** begin Extracted records **

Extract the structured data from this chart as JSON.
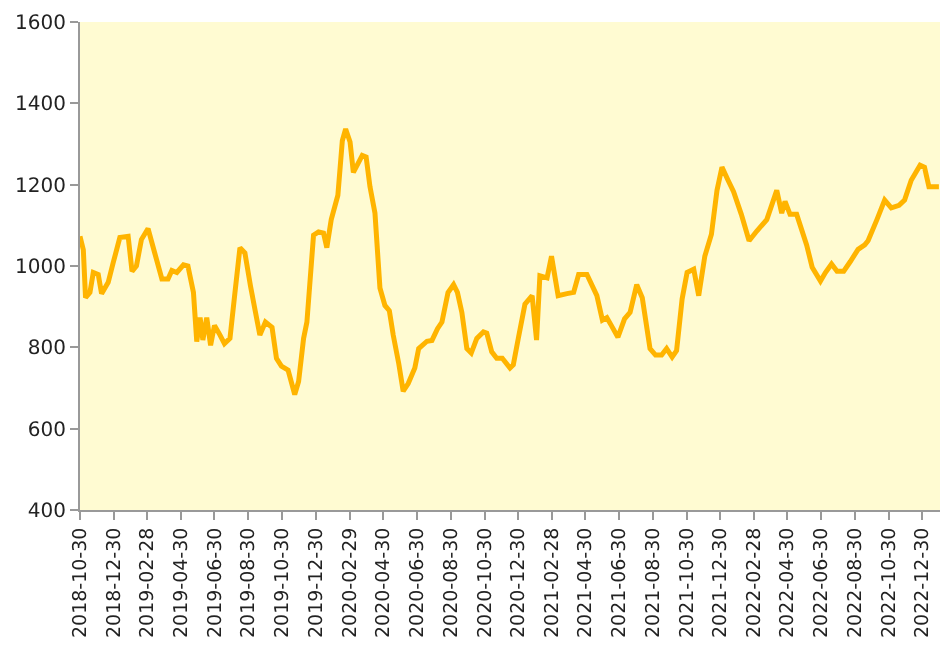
{
  "chart_data": {
    "type": "line",
    "grid": false,
    "marker": "none",
    "line_style": "solid",
    "x": [
      "2018-10-30",
      "2018-11-05",
      "2018-11-09",
      "2018-11-17",
      "2018-11-23",
      "2018-12-02",
      "2018-12-08",
      "2018-12-20",
      "2018-12-29",
      "2019-01-10",
      "2019-01-25",
      "2019-02-01",
      "2019-02-09",
      "2019-02-18",
      "2019-03-02",
      "2019-03-14",
      "2019-03-27",
      "2019-04-07",
      "2019-04-14",
      "2019-04-23",
      "2019-05-05",
      "2019-05-13",
      "2019-05-23",
      "2019-05-29",
      "2019-06-04",
      "2019-06-09",
      "2019-06-16",
      "2019-06-23",
      "2019-06-30",
      "2019-07-10",
      "2019-07-18",
      "2019-07-28",
      "2019-08-06",
      "2019-08-15",
      "2019-08-24",
      "2019-09-03",
      "2019-09-20",
      "2019-09-30",
      "2019-10-12",
      "2019-10-20",
      "2019-10-29",
      "2019-11-10",
      "2019-11-22",
      "2019-11-29",
      "2019-12-08",
      "2019-12-14",
      "2019-12-26",
      "2020-01-04",
      "2020-01-13",
      "2020-01-19",
      "2020-01-27",
      "2020-02-08",
      "2020-02-16",
      "2020-02-22",
      "2020-03-01",
      "2020-03-07",
      "2020-03-15",
      "2020-03-23",
      "2020-03-30",
      "2020-04-06",
      "2020-04-15",
      "2020-04-24",
      "2020-05-03",
      "2020-05-11",
      "2020-05-18",
      "2020-05-28",
      "2020-06-05",
      "2020-06-14",
      "2020-06-26",
      "2020-07-03",
      "2020-07-18",
      "2020-07-27",
      "2020-08-06",
      "2020-08-14",
      "2020-08-25",
      "2020-09-04",
      "2020-09-11",
      "2020-09-19",
      "2020-09-28",
      "2020-10-06",
      "2020-10-16",
      "2020-10-28",
      "2020-11-03",
      "2020-11-12",
      "2020-11-21",
      "2020-12-01",
      "2020-12-15",
      "2020-12-21",
      "2020-12-30",
      "2021-01-11",
      "2021-01-24",
      "2021-02-01",
      "2021-02-07",
      "2021-02-20",
      "2021-02-28",
      "2021-03-12",
      "2021-03-28",
      "2021-04-09",
      "2021-04-18",
      "2021-05-03",
      "2021-05-21",
      "2021-05-31",
      "2021-06-08",
      "2021-06-16",
      "2021-06-28",
      "2021-07-10",
      "2021-07-20",
      "2021-08-01",
      "2021-08-11",
      "2021-08-25",
      "2021-09-04",
      "2021-09-15",
      "2021-09-24",
      "2021-10-04",
      "2021-10-12",
      "2021-10-22",
      "2021-10-31",
      "2021-11-12",
      "2021-11-21",
      "2021-12-02",
      "2021-12-14",
      "2021-12-24",
      "2022-01-02",
      "2022-01-13",
      "2022-01-23",
      "2022-02-06",
      "2022-02-20",
      "2022-03-06",
      "2022-03-24",
      "2022-04-03",
      "2022-04-11",
      "2022-04-20",
      "2022-04-26",
      "2022-05-05",
      "2022-05-17",
      "2022-06-04",
      "2022-06-14",
      "2022-06-29",
      "2022-07-08",
      "2022-07-19",
      "2022-07-29",
      "2022-08-10",
      "2022-08-22",
      "2022-09-05",
      "2022-09-17",
      "2022-09-23",
      "2022-10-09",
      "2022-10-23",
      "2022-11-04",
      "2022-11-18",
      "2022-11-28",
      "2022-12-10",
      "2022-12-26",
      "2023-01-03",
      "2023-01-11",
      "2023-01-29"
    ],
    "series": [
      {
        "color": "#ffb400",
        "values": [
          1073,
          1040,
          922,
          935,
          984,
          979,
          932,
          960,
          1008,
          1070,
          1073,
          987,
          1000,
          1065,
          1092,
          1032,
          968,
          968,
          989,
          984,
          1003,
          1000,
          935,
          814,
          873,
          818,
          873,
          805,
          854,
          830,
          809,
          822,
          935,
          1045,
          1032,
          951,
          830,
          862,
          849,
          773,
          754,
          744,
          684,
          716,
          822,
          862,
          1076,
          1084,
          1081,
          1045,
          1114,
          1174,
          1308,
          1337,
          1305,
          1230,
          1251,
          1272,
          1268,
          1195,
          1130,
          946,
          903,
          890,
          830,
          760,
          692,
          711,
          749,
          797,
          815,
          817,
          846,
          862,
          935,
          954,
          935,
          886,
          797,
          786,
          822,
          838,
          835,
          789,
          773,
          773,
          749,
          757,
          822,
          906,
          927,
          818,
          976,
          971,
          1024,
          927,
          932,
          935,
          979,
          979,
          927,
          867,
          873,
          854,
          825,
          870,
          886,
          954,
          922,
          797,
          781,
          781,
          797,
          776,
          792,
          919,
          984,
          992,
          927,
          1024,
          1078,
          1186,
          1243,
          1211,
          1183,
          1127,
          1062,
          1086,
          1114,
          1154,
          1186,
          1130,
          1159,
          1127,
          1127,
          1052,
          997,
          963,
          984,
          1005,
          987,
          987,
          1011,
          1041,
          1052,
          1062,
          1114,
          1162,
          1143,
          1149,
          1162,
          1211,
          1248,
          1243,
          1195,
          1195
        ]
      }
    ],
    "xlim": [
      "2018-10-30",
      "2023-01-31"
    ],
    "xticks": [
      "2018-10-30",
      "2018-12-30",
      "2019-02-28",
      "2019-04-30",
      "2019-06-30",
      "2019-08-30",
      "2019-10-30",
      "2019-12-30",
      "2020-02-29",
      "2020-04-30",
      "2020-06-30",
      "2020-08-30",
      "2020-10-30",
      "2020-12-30",
      "2021-02-28",
      "2021-04-30",
      "2021-06-30",
      "2021-08-30",
      "2021-10-30",
      "2021-12-30",
      "2022-02-28",
      "2022-04-30",
      "2022-06-30",
      "2022-08-30",
      "2022-10-30",
      "2022-12-30"
    ],
    "ylim": [
      400,
      1600
    ],
    "yticks": [
      400,
      600,
      800,
      1000,
      1200,
      1400,
      1600
    ]
  }
}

** end Extracted records **

### The request
All the lines above are to be reproduced exactly, except the pictures.

### Task response
Extract the structured data from this chart as JSON.
{
  "chart_data": {
    "type": "line",
    "grid": false,
    "marker": "none",
    "line_style": "solid",
    "x": [
      "2018-10-30",
      "2018-11-05",
      "2018-11-09",
      "2018-11-17",
      "2018-11-23",
      "2018-12-02",
      "2018-12-08",
      "2018-12-20",
      "2018-12-29",
      "2019-01-10",
      "2019-01-25",
      "2019-02-01",
      "2019-02-09",
      "2019-02-18",
      "2019-03-02",
      "2019-03-14",
      "2019-03-27",
      "2019-04-07",
      "2019-04-14",
      "2019-04-23",
      "2019-05-05",
      "2019-05-13",
      "2019-05-23",
      "2019-05-29",
      "2019-06-04",
      "2019-06-09",
      "2019-06-16",
      "2019-06-23",
      "2019-06-30",
      "2019-07-10",
      "2019-07-18",
      "2019-07-28",
      "2019-08-06",
      "2019-08-15",
      "2019-08-24",
      "2019-09-03",
      "2019-09-20",
      "2019-09-30",
      "2019-10-12",
      "2019-10-20",
      "2019-10-29",
      "2019-11-10",
      "2019-11-22",
      "2019-11-29",
      "2019-12-08",
      "2019-12-14",
      "2019-12-26",
      "2020-01-04",
      "2020-01-13",
      "2020-01-19",
      "2020-01-27",
      "2020-02-08",
      "2020-02-16",
      "2020-02-22",
      "2020-03-01",
      "2020-03-07",
      "2020-03-15",
      "2020-03-23",
      "2020-03-30",
      "2020-04-06",
      "2020-04-15",
      "2020-04-24",
      "2020-05-03",
      "2020-05-11",
      "2020-05-18",
      "2020-05-28",
      "2020-06-05",
      "2020-06-14",
      "2020-06-26",
      "2020-07-03",
      "2020-07-18",
      "2020-07-27",
      "2020-08-06",
      "2020-08-14",
      "2020-08-25",
      "2020-09-04",
      "2020-09-11",
      "2020-09-19",
      "2020-09-28",
      "2020-10-06",
      "2020-10-16",
      "2020-10-28",
      "2020-11-03",
      "2020-11-12",
      "2020-11-21",
      "2020-12-01",
      "2020-12-15",
      "2020-12-21",
      "2020-12-30",
      "2021-01-11",
      "2021-01-24",
      "2021-02-01",
      "2021-02-07",
      "2021-02-20",
      "2021-02-28",
      "2021-03-12",
      "2021-03-28",
      "2021-04-09",
      "2021-04-18",
      "2021-05-03",
      "2021-05-21",
      "2021-05-31",
      "2021-06-08",
      "2021-06-16",
      "2021-06-28",
      "2021-07-10",
      "2021-07-20",
      "2021-08-01",
      "2021-08-11",
      "2021-08-25",
      "2021-09-04",
      "2021-09-15",
      "2021-09-24",
      "2021-10-04",
      "2021-10-12",
      "2021-10-22",
      "2021-10-31",
      "2021-11-12",
      "2021-11-21",
      "2021-12-02",
      "2021-12-14",
      "2021-12-24",
      "2022-01-02",
      "2022-01-13",
      "2022-01-23",
      "2022-02-06",
      "2022-02-20",
      "2022-03-06",
      "2022-03-24",
      "2022-04-03",
      "2022-04-11",
      "2022-04-20",
      "2022-04-26",
      "2022-05-05",
      "2022-05-17",
      "2022-06-04",
      "2022-06-14",
      "2022-06-29",
      "2022-07-08",
      "2022-07-19",
      "2022-07-29",
      "2022-08-10",
      "2022-08-22",
      "2022-09-05",
      "2022-09-17",
      "2022-09-23",
      "2022-10-09",
      "2022-10-23",
      "2022-11-04",
      "2022-11-18",
      "2022-11-28",
      "2022-12-10",
      "2022-12-26",
      "2023-01-03",
      "2023-01-11",
      "2023-01-29"
    ],
    "series": [
      {
        "color": "#ffb400",
        "values": [
          1073,
          1040,
          922,
          935,
          984,
          979,
          932,
          960,
          1008,
          1070,
          1073,
          987,
          1000,
          1065,
          1092,
          1032,
          968,
          968,
          989,
          984,
          1003,
          1000,
          935,
          814,
          873,
          818,
          873,
          805,
          854,
          830,
          809,
          822,
          935,
          1045,
          1032,
          951,
          830,
          862,
          849,
          773,
          754,
          744,
          684,
          716,
          822,
          862,
          1076,
          1084,
          1081,
          1045,
          1114,
          1174,
          1308,
          1337,
          1305,
          1230,
          1251,
          1272,
          1268,
          1195,
          1130,
          946,
          903,
          890,
          830,
          760,
          692,
          711,
          749,
          797,
          815,
          817,
          846,
          862,
          935,
          954,
          935,
          886,
          797,
          786,
          822,
          838,
          835,
          789,
          773,
          773,
          749,
          757,
          822,
          906,
          927,
          818,
          976,
          971,
          1024,
          927,
          932,
          935,
          979,
          979,
          927,
          867,
          873,
          854,
          825,
          870,
          886,
          954,
          922,
          797,
          781,
          781,
          797,
          776,
          792,
          919,
          984,
          992,
          927,
          1024,
          1078,
          1186,
          1243,
          1211,
          1183,
          1127,
          1062,
          1086,
          1114,
          1154,
          1186,
          1130,
          1159,
          1127,
          1127,
          1052,
          997,
          963,
          984,
          1005,
          987,
          987,
          1011,
          1041,
          1052,
          1062,
          1114,
          1162,
          1143,
          1149,
          1162,
          1211,
          1248,
          1243,
          1195,
          1195
        ]
      }
    ],
    "xlim": [
      "2018-10-30",
      "2023-01-31"
    ],
    "xticks": [
      "2018-10-30",
      "2018-12-30",
      "2019-02-28",
      "2019-04-30",
      "2019-06-30",
      "2019-08-30",
      "2019-10-30",
      "2019-12-30",
      "2020-02-29",
      "2020-04-30",
      "2020-06-30",
      "2020-08-30",
      "2020-10-30",
      "2020-12-30",
      "2021-02-28",
      "2021-04-30",
      "2021-06-30",
      "2021-08-30",
      "2021-10-30",
      "2021-12-30",
      "2022-02-28",
      "2022-04-30",
      "2022-06-30",
      "2022-08-30",
      "2022-10-30",
      "2022-12-30"
    ],
    "ylim": [
      400,
      1600
    ],
    "yticks": [
      400,
      600,
      800,
      1000,
      1200,
      1400,
      1600
    ]
  }
}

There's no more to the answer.